### TASK DIRECTIONS:
Exactly repeat the material, dropping every picture from the copy.

### RAW DATA:
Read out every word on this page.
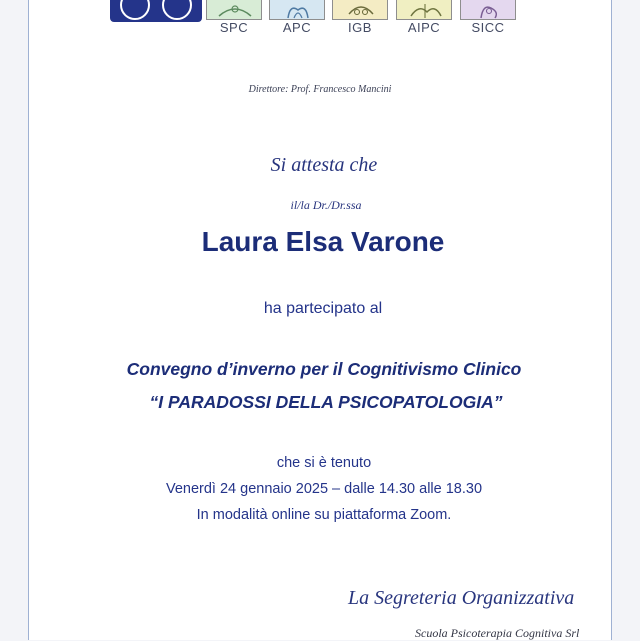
SPC	APC	IGB	AIPC	SICC
Direttore: Prof. Francesco Mancini
Si attesta che
il/la Dr./Dr.ssa
Laura Elsa Varone
ha partecipato al
Convegno d’inverno per il Cognitivismo Clinico
“I PARADOSSI DELLA PSICOPATOLOGIA”
che si è tenuto
Venerdì 24 gennaio 2025 – dalle 14.30 alle 18.30
In modalità online su piattaforma Zoom.
La Segreteria Organizzativa
Scuola Psicoterapia Cognitiva Srl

### RESULT OF THE TASK:
Read out every word on this page.
SPC	APC	IGB	AIPC	SICC
Direttore: Prof. Francesco Mancini
Si attesta che
il/la Dr./Dr.ssa
Laura Elsa Varone
ha partecipato al
Convegno d’inverno per il Cognitivismo Clinico
“I PARADOSSI DELLA PSICOPATOLOGIA”
che si è tenuto
Venerdì 24 gennaio 2025 – dalle 14.30 alle 18.30
In modalità online su piattaforma Zoom.
La Segreteria Organizzativa
Scuola Psicoterapia Cognitiva Srl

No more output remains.